- **Problem**: Where a line in the listing below contains the word "offer", copy that line.

- **Given data**:
↓↓↓
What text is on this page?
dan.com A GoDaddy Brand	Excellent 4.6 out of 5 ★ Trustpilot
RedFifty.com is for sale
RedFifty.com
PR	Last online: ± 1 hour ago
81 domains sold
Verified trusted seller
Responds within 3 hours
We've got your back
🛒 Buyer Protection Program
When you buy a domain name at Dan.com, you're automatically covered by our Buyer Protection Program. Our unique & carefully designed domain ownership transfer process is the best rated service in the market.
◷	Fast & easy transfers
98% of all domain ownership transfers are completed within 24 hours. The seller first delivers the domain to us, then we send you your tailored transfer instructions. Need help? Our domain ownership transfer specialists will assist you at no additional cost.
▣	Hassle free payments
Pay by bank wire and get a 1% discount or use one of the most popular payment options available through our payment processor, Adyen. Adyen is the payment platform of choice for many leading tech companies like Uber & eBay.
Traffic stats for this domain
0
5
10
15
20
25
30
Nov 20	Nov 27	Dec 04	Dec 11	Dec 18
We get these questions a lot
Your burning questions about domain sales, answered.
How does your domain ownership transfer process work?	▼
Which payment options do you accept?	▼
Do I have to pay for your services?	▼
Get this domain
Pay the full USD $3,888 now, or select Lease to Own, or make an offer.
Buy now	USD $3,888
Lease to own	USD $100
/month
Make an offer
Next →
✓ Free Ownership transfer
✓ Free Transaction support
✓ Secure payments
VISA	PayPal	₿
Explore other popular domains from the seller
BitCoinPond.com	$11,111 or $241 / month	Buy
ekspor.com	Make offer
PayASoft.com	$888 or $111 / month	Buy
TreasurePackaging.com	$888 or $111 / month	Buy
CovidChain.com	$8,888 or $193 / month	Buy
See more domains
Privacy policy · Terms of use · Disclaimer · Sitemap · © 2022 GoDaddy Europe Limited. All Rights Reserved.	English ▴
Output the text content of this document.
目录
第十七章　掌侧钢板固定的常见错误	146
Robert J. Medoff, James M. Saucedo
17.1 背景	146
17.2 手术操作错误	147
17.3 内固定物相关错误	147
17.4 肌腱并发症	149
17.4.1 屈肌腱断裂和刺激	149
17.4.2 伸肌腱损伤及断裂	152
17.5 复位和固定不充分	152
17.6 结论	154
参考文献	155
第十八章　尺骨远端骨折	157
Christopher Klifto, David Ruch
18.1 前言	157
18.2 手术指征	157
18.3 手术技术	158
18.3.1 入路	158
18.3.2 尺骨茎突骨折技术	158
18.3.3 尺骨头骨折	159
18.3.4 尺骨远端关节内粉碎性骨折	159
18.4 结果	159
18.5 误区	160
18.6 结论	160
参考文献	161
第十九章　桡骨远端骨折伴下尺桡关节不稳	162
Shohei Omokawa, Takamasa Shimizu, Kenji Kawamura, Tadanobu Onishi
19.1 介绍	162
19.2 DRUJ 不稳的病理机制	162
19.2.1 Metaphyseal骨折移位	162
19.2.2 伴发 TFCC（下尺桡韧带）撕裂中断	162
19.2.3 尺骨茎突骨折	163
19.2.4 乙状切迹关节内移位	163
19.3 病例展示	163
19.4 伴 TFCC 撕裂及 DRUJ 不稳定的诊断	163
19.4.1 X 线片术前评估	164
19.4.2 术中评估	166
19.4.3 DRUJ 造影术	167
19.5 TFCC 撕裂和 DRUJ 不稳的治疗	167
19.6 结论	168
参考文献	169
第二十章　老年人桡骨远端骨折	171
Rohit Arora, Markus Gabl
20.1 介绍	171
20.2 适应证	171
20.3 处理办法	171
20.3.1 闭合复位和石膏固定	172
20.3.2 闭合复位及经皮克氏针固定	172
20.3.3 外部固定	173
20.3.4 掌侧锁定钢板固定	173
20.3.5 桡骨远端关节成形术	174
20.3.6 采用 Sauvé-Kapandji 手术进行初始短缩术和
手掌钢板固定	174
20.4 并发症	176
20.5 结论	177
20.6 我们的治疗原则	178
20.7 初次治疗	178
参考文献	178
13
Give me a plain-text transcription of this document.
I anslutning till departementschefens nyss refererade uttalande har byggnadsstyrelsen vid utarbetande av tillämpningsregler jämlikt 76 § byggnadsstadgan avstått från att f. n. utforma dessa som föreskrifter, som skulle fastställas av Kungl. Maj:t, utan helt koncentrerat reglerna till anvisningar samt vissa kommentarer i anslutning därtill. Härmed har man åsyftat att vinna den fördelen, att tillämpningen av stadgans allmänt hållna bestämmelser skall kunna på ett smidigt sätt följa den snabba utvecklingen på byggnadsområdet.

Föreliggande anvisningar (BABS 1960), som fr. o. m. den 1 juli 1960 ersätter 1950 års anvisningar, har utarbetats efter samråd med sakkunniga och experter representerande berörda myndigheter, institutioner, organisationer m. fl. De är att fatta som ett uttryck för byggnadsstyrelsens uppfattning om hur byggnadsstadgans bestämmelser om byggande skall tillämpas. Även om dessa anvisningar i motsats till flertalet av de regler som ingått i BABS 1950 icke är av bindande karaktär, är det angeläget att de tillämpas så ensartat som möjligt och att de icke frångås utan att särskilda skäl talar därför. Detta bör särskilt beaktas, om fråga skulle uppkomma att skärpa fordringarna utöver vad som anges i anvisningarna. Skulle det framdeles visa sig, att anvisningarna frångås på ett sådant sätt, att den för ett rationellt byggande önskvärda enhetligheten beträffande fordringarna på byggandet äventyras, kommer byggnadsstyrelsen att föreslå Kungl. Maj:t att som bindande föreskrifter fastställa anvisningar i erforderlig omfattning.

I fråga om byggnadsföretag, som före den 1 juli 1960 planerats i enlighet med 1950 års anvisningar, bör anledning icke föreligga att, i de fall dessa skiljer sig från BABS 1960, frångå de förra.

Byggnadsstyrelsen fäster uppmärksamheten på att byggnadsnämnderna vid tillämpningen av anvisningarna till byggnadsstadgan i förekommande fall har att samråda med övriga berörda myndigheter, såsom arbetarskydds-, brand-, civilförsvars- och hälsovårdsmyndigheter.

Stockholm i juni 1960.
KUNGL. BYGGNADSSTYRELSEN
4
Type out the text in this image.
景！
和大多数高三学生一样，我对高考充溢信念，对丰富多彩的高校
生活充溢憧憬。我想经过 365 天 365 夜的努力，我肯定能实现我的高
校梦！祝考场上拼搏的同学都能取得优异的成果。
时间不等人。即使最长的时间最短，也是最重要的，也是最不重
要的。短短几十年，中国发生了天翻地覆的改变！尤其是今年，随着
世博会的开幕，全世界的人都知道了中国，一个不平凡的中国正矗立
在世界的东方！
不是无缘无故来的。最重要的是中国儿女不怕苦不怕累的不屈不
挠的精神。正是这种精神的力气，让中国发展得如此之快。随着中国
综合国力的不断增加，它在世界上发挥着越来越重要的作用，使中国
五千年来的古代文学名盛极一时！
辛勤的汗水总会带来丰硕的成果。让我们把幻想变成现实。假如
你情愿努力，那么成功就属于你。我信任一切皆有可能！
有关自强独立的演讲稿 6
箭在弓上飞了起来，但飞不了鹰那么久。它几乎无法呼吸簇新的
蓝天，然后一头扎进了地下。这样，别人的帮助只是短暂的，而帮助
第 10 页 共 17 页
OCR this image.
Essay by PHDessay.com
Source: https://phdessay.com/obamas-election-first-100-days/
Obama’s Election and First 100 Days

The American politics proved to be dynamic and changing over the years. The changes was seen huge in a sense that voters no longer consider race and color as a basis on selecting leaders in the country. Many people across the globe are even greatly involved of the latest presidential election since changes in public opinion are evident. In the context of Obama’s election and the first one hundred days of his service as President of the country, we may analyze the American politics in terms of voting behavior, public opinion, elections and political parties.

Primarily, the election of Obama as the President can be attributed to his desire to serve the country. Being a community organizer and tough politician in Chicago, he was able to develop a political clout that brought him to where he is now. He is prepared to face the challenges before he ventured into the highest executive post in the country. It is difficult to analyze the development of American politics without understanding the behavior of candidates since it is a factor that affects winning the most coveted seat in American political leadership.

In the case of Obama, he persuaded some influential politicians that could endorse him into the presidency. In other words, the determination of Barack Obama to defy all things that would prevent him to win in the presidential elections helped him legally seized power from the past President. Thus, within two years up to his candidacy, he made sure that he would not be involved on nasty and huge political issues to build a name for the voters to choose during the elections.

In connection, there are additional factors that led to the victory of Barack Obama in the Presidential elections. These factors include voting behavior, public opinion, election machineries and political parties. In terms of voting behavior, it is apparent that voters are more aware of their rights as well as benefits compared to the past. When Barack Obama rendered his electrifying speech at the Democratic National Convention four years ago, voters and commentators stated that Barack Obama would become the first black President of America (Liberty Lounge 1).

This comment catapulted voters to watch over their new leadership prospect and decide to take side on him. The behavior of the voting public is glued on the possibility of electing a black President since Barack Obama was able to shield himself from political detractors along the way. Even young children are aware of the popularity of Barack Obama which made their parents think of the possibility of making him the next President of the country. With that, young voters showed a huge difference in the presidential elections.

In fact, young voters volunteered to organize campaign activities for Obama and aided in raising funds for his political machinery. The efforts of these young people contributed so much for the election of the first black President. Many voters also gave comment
↑↑↑
- **The answer**:
Pay the full USD $3,888 now, or select Lease to Own, or make an offer.
Make an offer
ekspor.com	Make offer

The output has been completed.